EXERCISE DIRECTIONS: Quote the whole listing word for word. Do not include the pictures.

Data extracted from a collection
□ □ □ □

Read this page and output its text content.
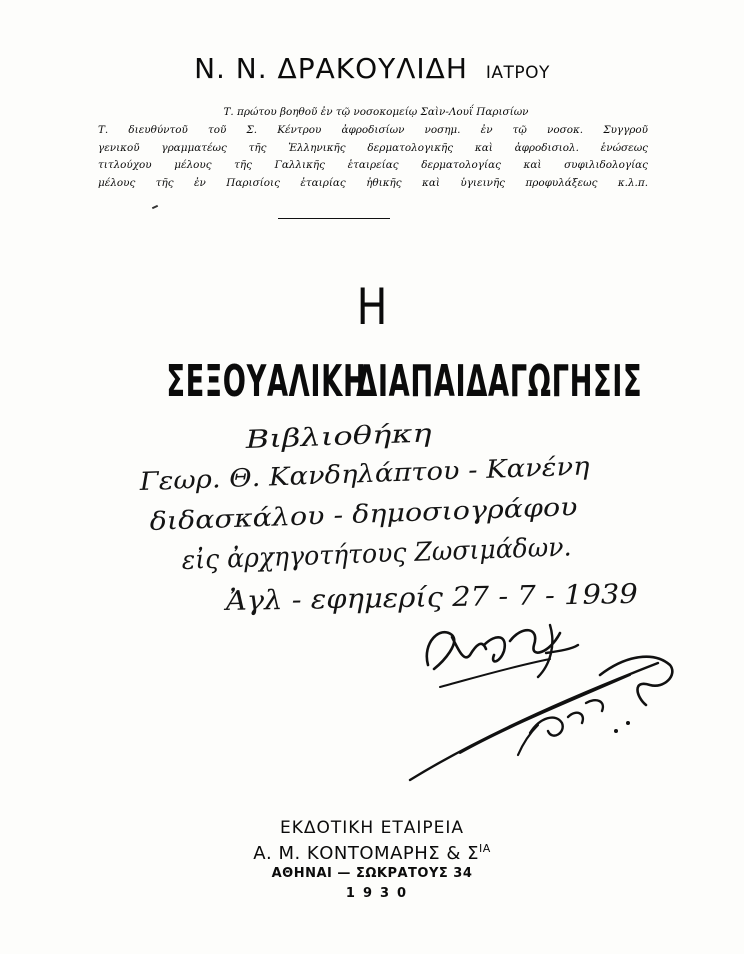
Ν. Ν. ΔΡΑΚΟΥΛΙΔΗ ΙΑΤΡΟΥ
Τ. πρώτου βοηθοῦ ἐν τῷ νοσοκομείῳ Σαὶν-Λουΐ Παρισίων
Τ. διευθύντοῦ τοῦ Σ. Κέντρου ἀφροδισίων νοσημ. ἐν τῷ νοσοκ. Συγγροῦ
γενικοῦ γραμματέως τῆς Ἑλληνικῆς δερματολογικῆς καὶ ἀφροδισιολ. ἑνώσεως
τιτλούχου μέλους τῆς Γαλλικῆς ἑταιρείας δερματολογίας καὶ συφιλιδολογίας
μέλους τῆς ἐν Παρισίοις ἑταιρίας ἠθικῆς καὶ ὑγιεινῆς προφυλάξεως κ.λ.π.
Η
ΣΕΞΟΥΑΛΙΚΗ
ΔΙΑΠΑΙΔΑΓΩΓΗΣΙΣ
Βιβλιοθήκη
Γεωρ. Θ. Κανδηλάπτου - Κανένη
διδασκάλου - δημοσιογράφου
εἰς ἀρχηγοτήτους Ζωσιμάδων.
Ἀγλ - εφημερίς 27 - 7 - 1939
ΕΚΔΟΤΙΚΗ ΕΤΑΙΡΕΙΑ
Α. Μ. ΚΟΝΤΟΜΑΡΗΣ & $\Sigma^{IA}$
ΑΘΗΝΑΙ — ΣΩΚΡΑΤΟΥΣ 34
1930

□ □ □ □

RIGHT ANSWER:
Read this page and output its text content.
Ν. Ν. ΔΡΑΚΟΥΛΙΔΗ ΙΑΤΡΟΥ
Τ. πρώτου βοηθοῦ ἐν τῷ νοσοκομείῳ Σαὶν-Λουΐ Παρισίων
Τ. διευθύντοῦ τοῦ Σ. Κέντρου ἀφροδισίων νοσημ. ἐν τῷ νοσοκ. Συγγροῦ
γενικοῦ γραμματέως τῆς Ἑλληνικῆς δερματολογικῆς καὶ ἀφροδισιολ. ἑνώσεως
τιτλούχου μέλους τῆς Γαλλικῆς ἑταιρείας δερματολογίας καὶ συφιλιδολογίας
μέλους τῆς ἐν Παρισίοις ἑταιρίας ἠθικῆς καὶ ὑγιεινῆς προφυλάξεως κ.λ.π.
Η
ΣΕΞΟΥΑΛΙΚΗ
ΔΙΑΠΑΙΔΑΓΩΓΗΣΙΣ
Βιβλιοθήκη
Γεωρ. Θ. Κανδηλάπτου - Κανένη
διδασκάλου - δημοσιογράφου
εἰς ἀρχηγοτήτους Ζωσιμάδων.
Ἀγλ - εφημερίς 27 - 7 - 1939
ΕΚΔΟΤΙΚΗ ΕΤΑΙΡΕΙΑ
Α. Μ. ΚΟΝΤΟΜΑΡΗΣ & $\Sigma^{IA}$
ΑΘΗΝΑΙ — ΣΩΚΡΑΤΟΥΣ 34
1930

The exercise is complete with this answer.